• **Data rows**
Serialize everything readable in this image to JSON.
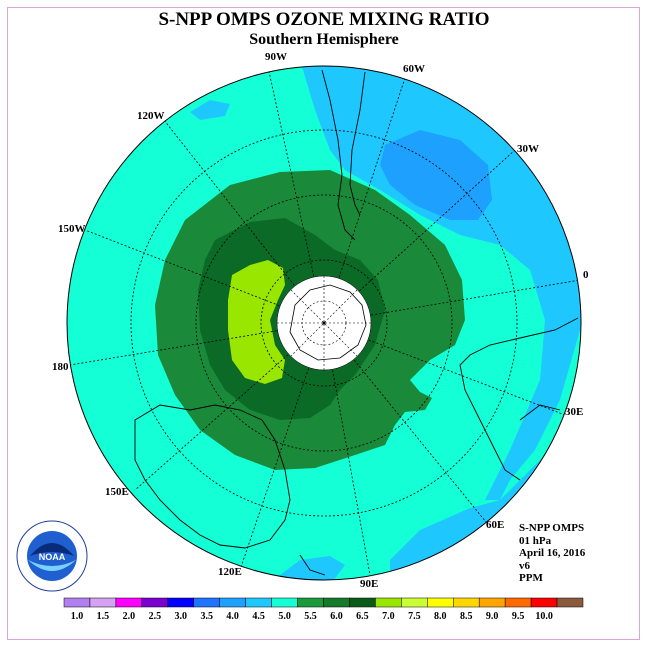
{
  "title": "S-NPP OMPS OZONE MIXING RATIO",
  "subtitle": "Southern Hemisphere",
  "longitude_labels": [
    "90W",
    "60W",
    "30W",
    "0",
    "30E",
    "60E",
    "90E",
    "120E",
    "150E",
    "180",
    "150W",
    "120W"
  ],
  "info": {
    "instrument": "S-NPP OMPS",
    "level": "01 hPa",
    "date": "April 16, 2016",
    "version": "v6",
    "units": "PPM"
  },
  "logo_text": "NOAA",
  "colorbar": {
    "ticks": [
      "1.0",
      "1.5",
      "2.0",
      "2.5",
      "3.0",
      "3.5",
      "4.0",
      "4.5",
      "5.0",
      "5.5",
      "6.0",
      "6.5",
      "7.0",
      "7.5",
      "8.0",
      "8.5",
      "9.0",
      "9.5",
      "10.0"
    ],
    "colors": [
      "#b27fef",
      "#d6a0f3",
      "#ff00ff",
      "#7a00d0",
      "#0000ff",
      "#1e74ff",
      "#1ea0ff",
      "#1ec8ff",
      "#14ffd6",
      "#1a9a3c",
      "#157a2a",
      "#0a5a1a",
      "#99e600",
      "#ccff33",
      "#ffff00",
      "#ffd700",
      "#ffa500",
      "#ff6a00",
      "#ff0000",
      "#8b5a3c"
    ]
  },
  "map_colors": {
    "ocean_bg": "#14ffd6",
    "level_4_5": "#1ec8ff",
    "level_4_0": "#1ea0ff",
    "level_5_5": "#1a8a3a",
    "level_6_0": "#0b6a25",
    "level_6_5": "#99e600",
    "pole_hole": "#ffffff"
  }
}
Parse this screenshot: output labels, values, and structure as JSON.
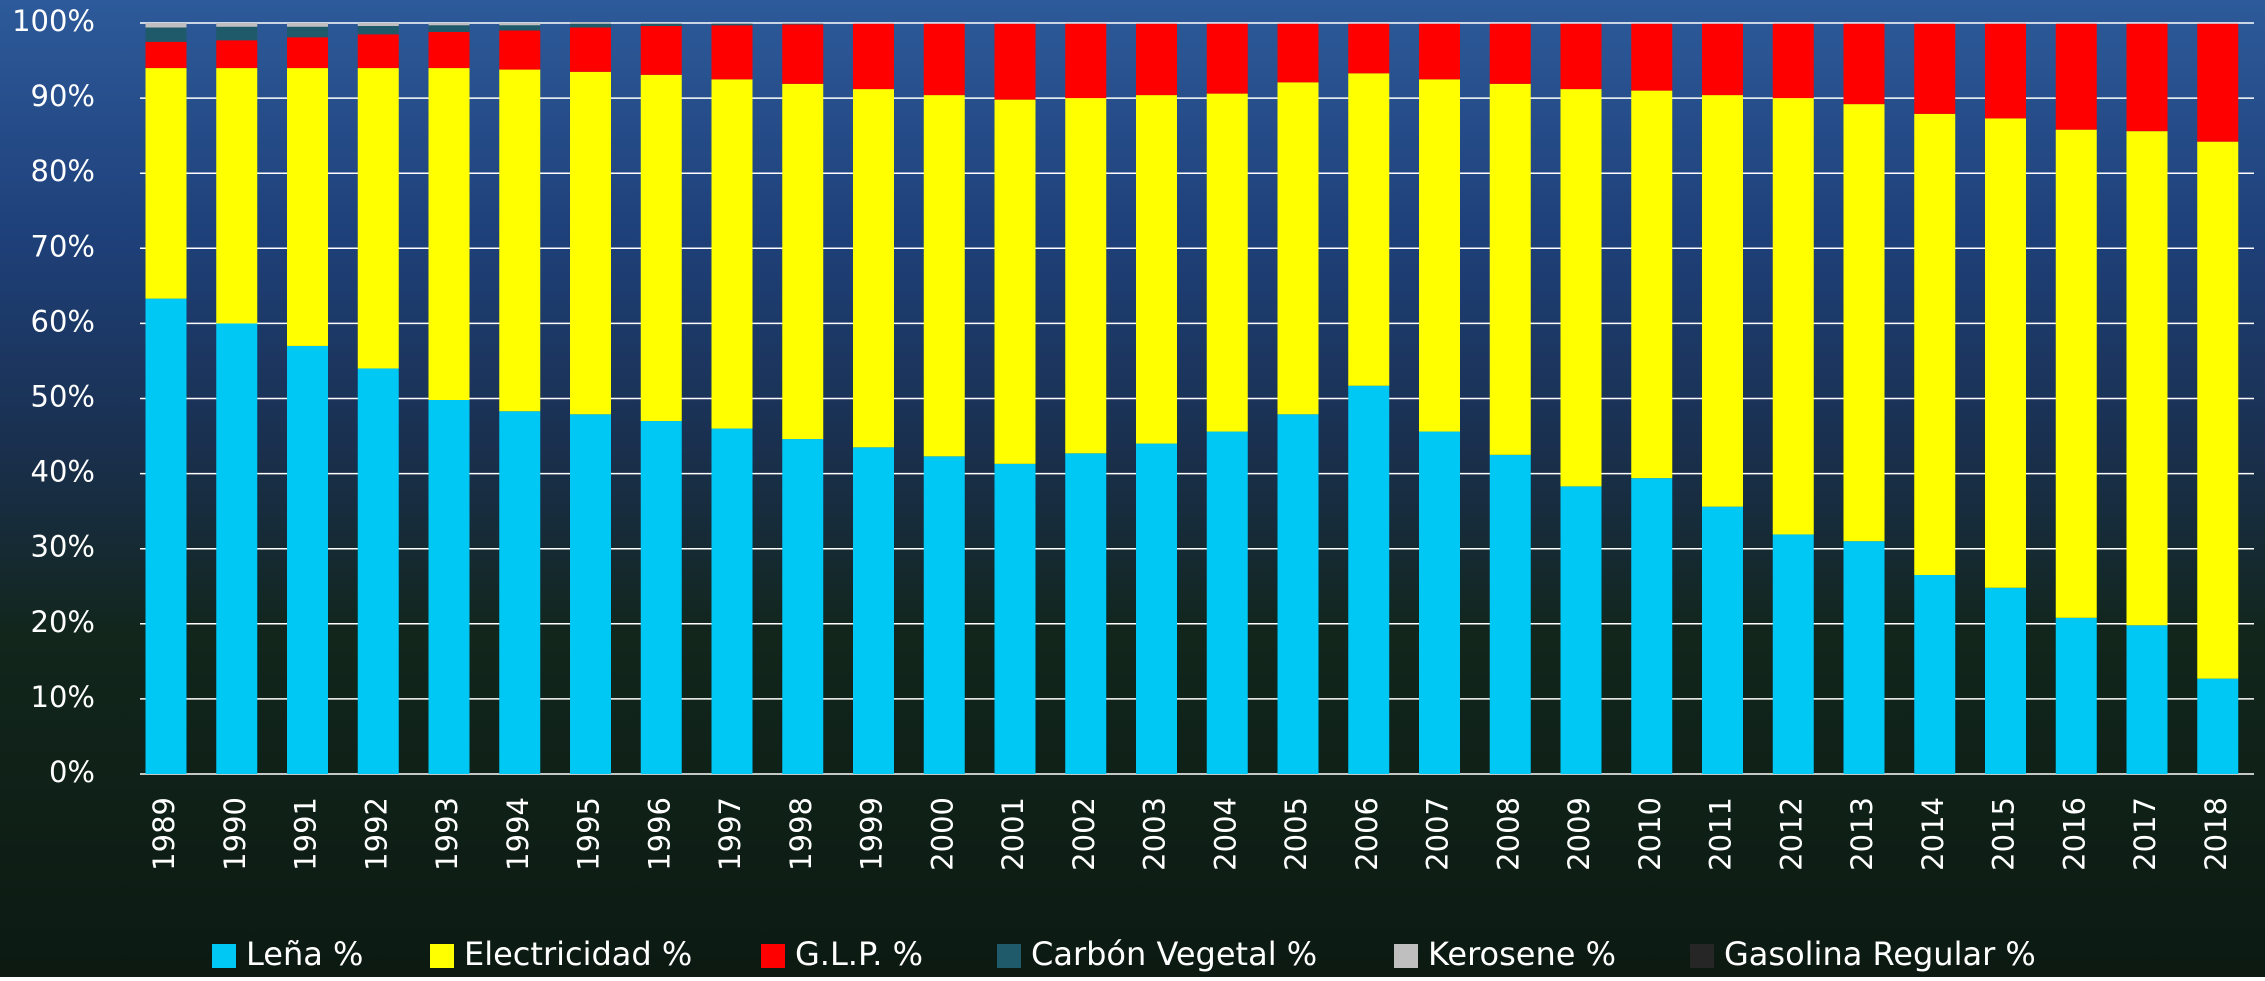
{
  "chart_data": {
    "type": "stacked_bar",
    "categories": [
      "1989",
      "1990",
      "1991",
      "1992",
      "1993",
      "1994",
      "1995",
      "1996",
      "1997",
      "1998",
      "1999",
      "2000",
      "2001",
      "2002",
      "2003",
      "2004",
      "2005",
      "2006",
      "2007",
      "2008",
      "2009",
      "2010",
      "2011",
      "2012",
      "2013",
      "2014",
      "2015",
      "2016",
      "2017",
      "2018"
    ],
    "series": [
      {
        "name": "Leña %",
        "color": "#00c8f5",
        "values": [
          63.3,
          60,
          57,
          54,
          49.8,
          48.3,
          47.9,
          47,
          46,
          44.6,
          43.5,
          42.3,
          41.3,
          42.7,
          44,
          45.6,
          47.9,
          51.7,
          45.6,
          42.5,
          38.3,
          39.4,
          35.6,
          31.9,
          31,
          26.5,
          24.8,
          20.8,
          19.8,
          12.7
        ]
      },
      {
        "name": "Electricidad %",
        "color": "#ffff00",
        "values": [
          30.7,
          34,
          37,
          40,
          44.2,
          45.5,
          45.6,
          46.1,
          46.5,
          47.3,
          47.7,
          48.1,
          48.5,
          47.3,
          46.4,
          45,
          44.2,
          41.6,
          46.9,
          49.4,
          52.9,
          51.6,
          54.8,
          58.1,
          58.2,
          61.4,
          62.5,
          65,
          65.8,
          71.5
        ]
      },
      {
        "name": "G.L.P. %",
        "color": "#ff0000",
        "values": [
          3.5,
          3.7,
          4.1,
          4.5,
          4.8,
          5.2,
          5.9,
          6.5,
          7.2,
          7.9,
          8.7,
          9.5,
          10.1,
          9.9,
          9.5,
          9.3,
          7.8,
          6.6,
          7.4,
          8,
          8.7,
          8.9,
          9.5,
          9.9,
          10.7,
          12,
          12.6,
          14.1,
          14.3,
          15.7
        ]
      },
      {
        "name": "Carbón Vegetal %",
        "color": "#1f5a6a",
        "values": [
          1.9,
          1.8,
          1.4,
          1.1,
          0.9,
          0.7,
          0.5,
          0.3,
          0.2,
          0.1,
          0,
          0,
          0,
          0,
          0,
          0,
          0,
          0,
          0,
          0,
          0,
          0,
          0,
          0,
          0,
          0,
          0,
          0,
          0,
          0
        ]
      },
      {
        "name": "Kerosene %",
        "color": "#bfbfbf",
        "values": [
          0.6,
          0.5,
          0.5,
          0.4,
          0.3,
          0.3,
          0.2,
          0.1,
          0.1,
          0.1,
          0,
          0,
          0,
          0,
          0,
          0,
          0,
          0,
          0,
          0,
          0,
          0,
          0,
          0,
          0,
          0,
          0,
          0,
          0,
          0
        ]
      },
      {
        "name": "Gasolina Regular %",
        "color": "#262626",
        "values": [
          0,
          0,
          0,
          0,
          0,
          0,
          0,
          0,
          0,
          0,
          0,
          0,
          0,
          0,
          0,
          0,
          0,
          0,
          0,
          0,
          0,
          0,
          0,
          0,
          0,
          0,
          0,
          0,
          0,
          0
        ]
      }
    ],
    "ylim": [
      0,
      100
    ],
    "yticks": [
      {
        "value": 0,
        "label": "0%"
      },
      {
        "value": 10,
        "label": "10%"
      },
      {
        "value": 20,
        "label": "20%"
      },
      {
        "value": 30,
        "label": "30%"
      },
      {
        "value": 40,
        "label": "40%"
      },
      {
        "value": 50,
        "label": "50%"
      },
      {
        "value": 60,
        "label": "60%"
      },
      {
        "value": 70,
        "label": "70%"
      },
      {
        "value": 80,
        "label": "80%"
      },
      {
        "value": 90,
        "label": "90%"
      },
      {
        "value": 100,
        "label": "100%"
      }
    ],
    "grid": true,
    "legend": "bottom"
  }
}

• **Aim of the task**
Copy and report every line where the word "JSON" is present.

• **Written solution**
Serialize everything readable in this image to JSON.
Parse this screenshot: output labels, values, and structure as JSON.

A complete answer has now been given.